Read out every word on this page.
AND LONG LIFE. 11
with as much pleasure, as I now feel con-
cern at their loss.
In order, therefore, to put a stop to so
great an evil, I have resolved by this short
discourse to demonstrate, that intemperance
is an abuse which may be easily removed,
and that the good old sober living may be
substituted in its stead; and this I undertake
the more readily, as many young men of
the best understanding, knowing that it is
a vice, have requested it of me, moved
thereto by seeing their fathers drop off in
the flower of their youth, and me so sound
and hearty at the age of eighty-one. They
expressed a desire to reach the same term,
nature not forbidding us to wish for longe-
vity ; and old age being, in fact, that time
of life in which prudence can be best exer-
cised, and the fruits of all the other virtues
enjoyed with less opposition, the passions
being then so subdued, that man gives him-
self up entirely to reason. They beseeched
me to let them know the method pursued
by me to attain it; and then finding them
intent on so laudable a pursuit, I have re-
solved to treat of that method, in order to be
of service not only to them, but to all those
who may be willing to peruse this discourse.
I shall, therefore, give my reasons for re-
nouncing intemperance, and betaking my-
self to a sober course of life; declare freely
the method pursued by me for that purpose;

===============

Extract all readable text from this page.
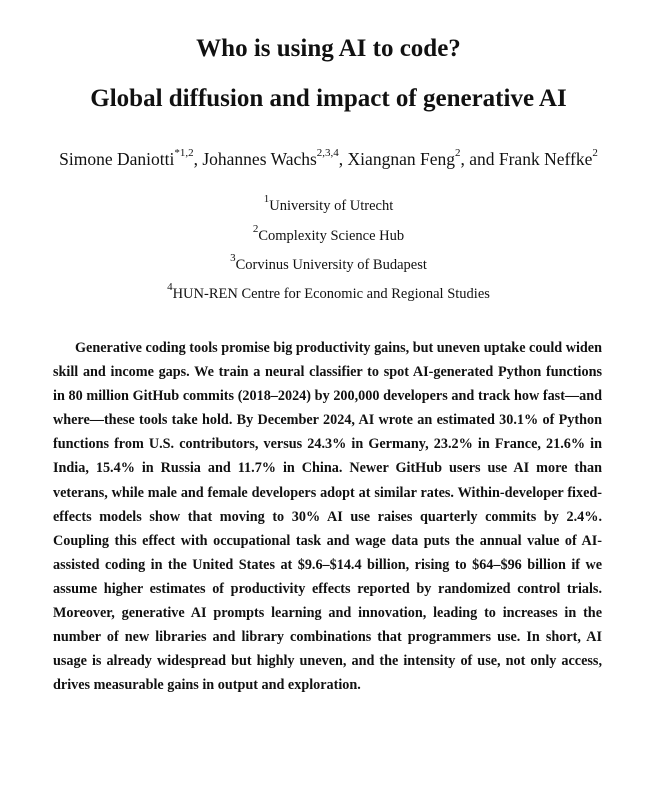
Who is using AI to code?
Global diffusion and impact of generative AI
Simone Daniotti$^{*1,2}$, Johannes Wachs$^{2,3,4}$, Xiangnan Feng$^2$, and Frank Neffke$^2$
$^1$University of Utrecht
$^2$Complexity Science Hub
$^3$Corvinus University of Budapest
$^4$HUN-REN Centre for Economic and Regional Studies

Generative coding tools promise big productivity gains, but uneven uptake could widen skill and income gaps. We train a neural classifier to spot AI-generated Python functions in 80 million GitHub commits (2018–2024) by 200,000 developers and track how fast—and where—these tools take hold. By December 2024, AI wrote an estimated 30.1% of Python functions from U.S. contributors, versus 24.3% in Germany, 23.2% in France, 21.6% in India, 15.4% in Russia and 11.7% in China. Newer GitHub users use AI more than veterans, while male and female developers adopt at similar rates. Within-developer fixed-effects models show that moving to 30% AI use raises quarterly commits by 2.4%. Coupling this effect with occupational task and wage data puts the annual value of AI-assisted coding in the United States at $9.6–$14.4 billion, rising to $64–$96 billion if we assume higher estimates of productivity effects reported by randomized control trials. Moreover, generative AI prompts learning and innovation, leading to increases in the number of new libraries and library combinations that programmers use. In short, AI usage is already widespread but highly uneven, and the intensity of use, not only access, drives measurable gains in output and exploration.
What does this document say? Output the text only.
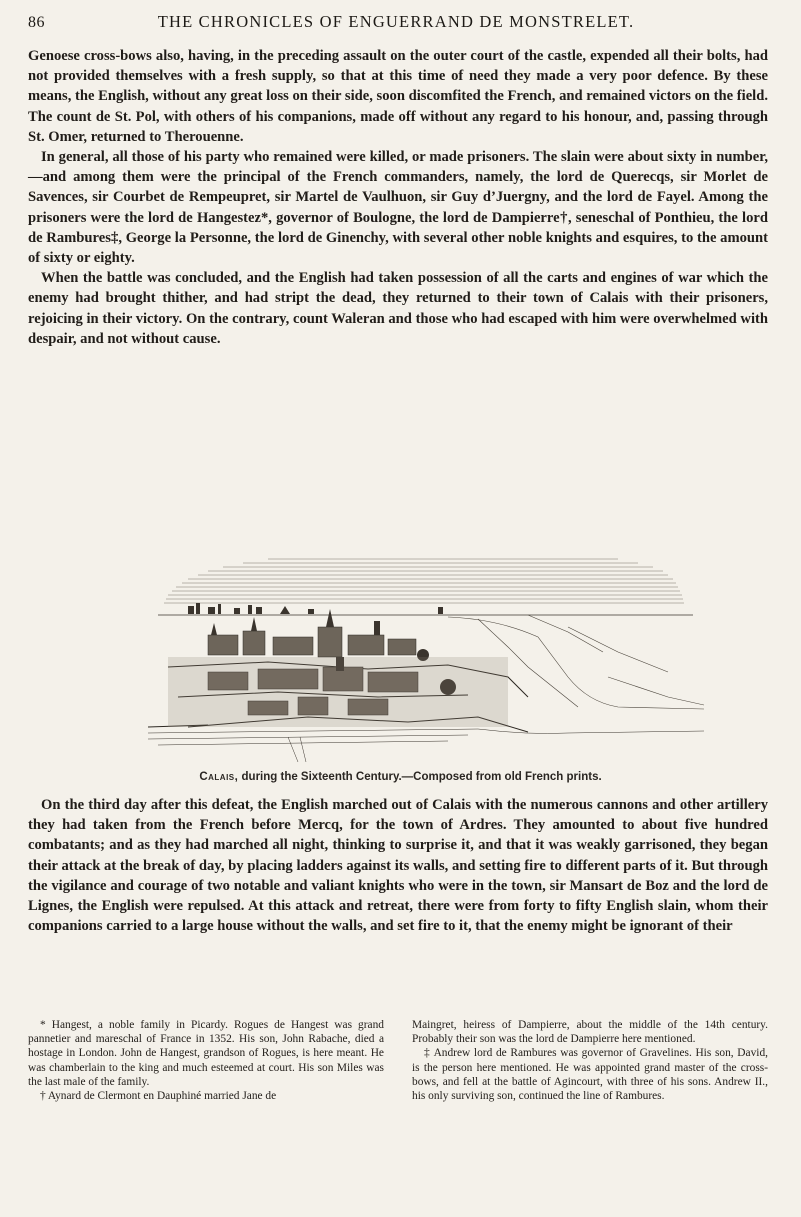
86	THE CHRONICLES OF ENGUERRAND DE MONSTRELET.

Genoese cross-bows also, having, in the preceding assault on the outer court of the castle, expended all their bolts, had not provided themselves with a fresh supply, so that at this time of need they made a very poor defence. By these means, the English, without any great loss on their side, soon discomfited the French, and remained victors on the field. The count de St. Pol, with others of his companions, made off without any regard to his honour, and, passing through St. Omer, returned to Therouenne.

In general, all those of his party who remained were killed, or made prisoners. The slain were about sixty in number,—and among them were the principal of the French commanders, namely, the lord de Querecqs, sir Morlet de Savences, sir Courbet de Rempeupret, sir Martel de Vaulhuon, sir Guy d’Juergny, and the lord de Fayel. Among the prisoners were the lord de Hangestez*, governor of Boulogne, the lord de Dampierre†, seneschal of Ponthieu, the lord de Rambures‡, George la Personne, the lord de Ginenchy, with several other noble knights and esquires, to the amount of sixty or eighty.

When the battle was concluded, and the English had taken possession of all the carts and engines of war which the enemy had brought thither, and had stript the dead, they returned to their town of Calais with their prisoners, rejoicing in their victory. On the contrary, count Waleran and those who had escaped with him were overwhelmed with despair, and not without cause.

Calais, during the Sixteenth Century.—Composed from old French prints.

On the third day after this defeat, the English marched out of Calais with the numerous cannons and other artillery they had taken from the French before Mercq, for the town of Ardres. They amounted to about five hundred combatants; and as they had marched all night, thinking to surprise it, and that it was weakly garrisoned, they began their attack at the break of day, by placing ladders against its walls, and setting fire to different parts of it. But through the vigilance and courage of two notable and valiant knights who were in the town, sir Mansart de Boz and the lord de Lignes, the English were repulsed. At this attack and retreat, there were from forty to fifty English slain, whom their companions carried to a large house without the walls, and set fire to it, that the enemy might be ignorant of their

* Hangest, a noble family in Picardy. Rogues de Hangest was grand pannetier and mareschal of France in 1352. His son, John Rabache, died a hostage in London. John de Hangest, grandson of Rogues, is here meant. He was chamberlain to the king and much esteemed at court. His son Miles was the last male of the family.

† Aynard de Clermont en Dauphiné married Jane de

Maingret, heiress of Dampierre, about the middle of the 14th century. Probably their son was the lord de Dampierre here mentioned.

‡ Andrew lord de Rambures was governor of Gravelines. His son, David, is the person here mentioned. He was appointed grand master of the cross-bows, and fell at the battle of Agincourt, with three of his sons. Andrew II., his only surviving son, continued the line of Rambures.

===============

Which lines hold the word "eighty"? Copy all of them.

and hearty at the age of eighty-one. They
In general, all those of his party who remained were killed, or made prisoners. The slain were about sixty in number,—and among them were the principal of the French commanders, namely, the lord de Querecqs, sir Morlet de Savences, sir Courbet de Rempeupret, sir Martel de Vaulhuon, sir Guy d’Juergny, and the lord de Fayel. Among the prisoners were the lord de Hangestez*, governor of Boulogne, the lord de Dampierre†, seneschal of Ponthieu, the lord de Rambures‡, George la Personne, the lord de Ginenchy, with several other noble knights and esquires, to the amount of sixty or eighty.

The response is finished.